**What to work on**
Repeat the material exactly, leaving nothing out.

*** Information shown

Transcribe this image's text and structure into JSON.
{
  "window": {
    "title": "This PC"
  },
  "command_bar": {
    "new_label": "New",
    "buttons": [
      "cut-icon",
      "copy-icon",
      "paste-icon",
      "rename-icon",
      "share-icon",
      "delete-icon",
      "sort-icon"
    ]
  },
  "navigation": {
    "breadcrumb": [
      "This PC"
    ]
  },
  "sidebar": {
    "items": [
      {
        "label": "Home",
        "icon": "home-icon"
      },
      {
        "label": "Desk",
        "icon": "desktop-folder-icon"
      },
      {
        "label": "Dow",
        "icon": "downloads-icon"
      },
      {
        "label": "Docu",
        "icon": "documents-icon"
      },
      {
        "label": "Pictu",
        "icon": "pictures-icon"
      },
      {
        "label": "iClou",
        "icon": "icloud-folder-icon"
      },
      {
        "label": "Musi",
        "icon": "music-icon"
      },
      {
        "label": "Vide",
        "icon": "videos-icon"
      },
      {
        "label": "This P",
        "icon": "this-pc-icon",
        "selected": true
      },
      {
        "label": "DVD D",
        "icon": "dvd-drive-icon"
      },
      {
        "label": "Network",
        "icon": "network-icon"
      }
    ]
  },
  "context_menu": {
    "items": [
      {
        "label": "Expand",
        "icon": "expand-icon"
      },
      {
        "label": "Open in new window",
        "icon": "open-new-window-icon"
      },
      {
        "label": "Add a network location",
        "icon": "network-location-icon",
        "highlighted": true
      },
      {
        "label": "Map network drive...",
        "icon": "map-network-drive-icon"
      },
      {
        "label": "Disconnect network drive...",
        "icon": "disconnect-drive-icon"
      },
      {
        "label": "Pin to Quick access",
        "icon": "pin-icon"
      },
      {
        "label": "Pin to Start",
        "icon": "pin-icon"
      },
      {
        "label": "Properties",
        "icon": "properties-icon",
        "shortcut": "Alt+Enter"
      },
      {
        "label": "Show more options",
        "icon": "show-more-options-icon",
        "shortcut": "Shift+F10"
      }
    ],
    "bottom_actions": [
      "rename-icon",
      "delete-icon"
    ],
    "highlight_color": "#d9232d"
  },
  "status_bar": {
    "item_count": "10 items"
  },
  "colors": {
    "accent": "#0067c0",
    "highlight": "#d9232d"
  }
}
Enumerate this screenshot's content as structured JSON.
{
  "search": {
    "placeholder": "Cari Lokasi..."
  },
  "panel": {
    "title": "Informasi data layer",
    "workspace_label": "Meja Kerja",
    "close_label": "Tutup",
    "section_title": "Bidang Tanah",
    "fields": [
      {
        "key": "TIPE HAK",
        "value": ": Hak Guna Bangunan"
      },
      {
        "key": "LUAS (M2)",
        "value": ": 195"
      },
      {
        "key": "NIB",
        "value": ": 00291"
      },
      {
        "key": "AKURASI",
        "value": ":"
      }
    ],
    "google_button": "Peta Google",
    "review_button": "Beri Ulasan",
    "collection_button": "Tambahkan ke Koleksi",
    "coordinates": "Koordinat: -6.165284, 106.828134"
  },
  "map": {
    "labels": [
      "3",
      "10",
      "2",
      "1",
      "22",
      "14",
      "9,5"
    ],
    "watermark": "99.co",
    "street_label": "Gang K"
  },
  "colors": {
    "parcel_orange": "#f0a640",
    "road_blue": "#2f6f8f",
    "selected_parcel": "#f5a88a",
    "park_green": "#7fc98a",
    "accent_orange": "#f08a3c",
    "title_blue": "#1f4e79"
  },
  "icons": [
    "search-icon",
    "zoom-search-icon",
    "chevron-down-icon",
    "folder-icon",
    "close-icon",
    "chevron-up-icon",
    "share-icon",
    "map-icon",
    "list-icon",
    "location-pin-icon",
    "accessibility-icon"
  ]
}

******

**Answer to the task**
Transcribe this image's text and structure into JSON.
{
  "window": {
    "title": "This PC"
  },
  "command_bar": {
    "new_label": "New",
    "buttons": [
      "cut-icon",
      "copy-icon",
      "paste-icon",
      "rename-icon",
      "share-icon",
      "delete-icon",
      "sort-icon"
    ]
  },
  "navigation": {
    "breadcrumb": [
      "This PC"
    ]
  },
  "sidebar": {
    "items": [
      {
        "label": "Home",
        "icon": "home-icon"
      },
      {
        "label": "Desk",
        "icon": "desktop-folder-icon"
      },
      {
        "label": "Dow",
        "icon": "downloads-icon"
      },
      {
        "label": "Docu",
        "icon": "documents-icon"
      },
      {
        "label": "Pictu",
        "icon": "pictures-icon"
      },
      {
        "label": "iClou",
        "icon": "icloud-folder-icon"
      },
      {
        "label": "Musi",
        "icon": "music-icon"
      },
      {
        "label": "Vide",
        "icon": "videos-icon"
      },
      {
        "label": "This P",
        "icon": "this-pc-icon",
        "selected": true
      },
      {
        "label": "DVD D",
        "icon": "dvd-drive-icon"
      },
      {
        "label": "Network",
        "icon": "network-icon"
      }
    ]
  },
  "context_menu": {
    "items": [
      {
        "label": "Expand",
        "icon": "expand-icon"
      },
      {
        "label": "Open in new window",
        "icon": "open-new-window-icon"
      },
      {
        "label": "Add a network location",
        "icon": "network-location-icon",
        "highlighted": true
      },
      {
        "label": "Map network drive...",
        "icon": "map-network-drive-icon"
      },
      {
        "label": "Disconnect network drive...",
        "icon": "disconnect-drive-icon"
      },
      {
        "label": "Pin to Quick access",
        "icon": "pin-icon"
      },
      {
        "label": "Pin to Start",
        "icon": "pin-icon"
      },
      {
        "label": "Properties",
        "icon": "properties-icon",
        "shortcut": "Alt+Enter"
      },
      {
        "label": "Show more options",
        "icon": "show-more-options-icon",
        "shortcut": "Shift+F10"
      }
    ],
    "bottom_actions": [
      "rename-icon",
      "delete-icon"
    ],
    "highlight_color": "#d9232d"
  },
  "status_bar": {
    "item_count": "10 items"
  },
  "colors": {
    "accent": "#0067c0",
    "highlight": "#d9232d"
  }
}
Enumerate this screenshot's content as structured JSON.
{
  "search": {
    "placeholder": "Cari Lokasi..."
  },
  "panel": {
    "title": "Informasi data layer",
    "workspace_label": "Meja Kerja",
    "close_label": "Tutup",
    "section_title": "Bidang Tanah",
    "fields": [
      {
        "key": "TIPE HAK",
        "value": ": Hak Guna Bangunan"
      },
      {
        "key": "LUAS (M2)",
        "value": ": 195"
      },
      {
        "key": "NIB",
        "value": ": 00291"
      },
      {
        "key": "AKURASI",
        "value": ":"
      }
    ],
    "google_button": "Peta Google",
    "review_button": "Beri Ulasan",
    "collection_button": "Tambahkan ke Koleksi",
    "coordinates": "Koordinat: -6.165284, 106.828134"
  },
  "map": {
    "labels": [
      "3",
      "10",
      "2",
      "1",
      "22",
      "14",
      "9,5"
    ],
    "watermark": "99.co",
    "street_label": "Gang K"
  },
  "colors": {
    "parcel_orange": "#f0a640",
    "road_blue": "#2f6f8f",
    "selected_parcel": "#f5a88a",
    "park_green": "#7fc98a",
    "accent_orange": "#f08a3c",
    "title_blue": "#1f4e79"
  },
  "icons": [
    "search-icon",
    "zoom-search-icon",
    "chevron-down-icon",
    "folder-icon",
    "close-icon",
    "chevron-up-icon",
    "share-icon",
    "map-icon",
    "list-icon",
    "location-pin-icon",
    "accessibility-icon"
  ]
}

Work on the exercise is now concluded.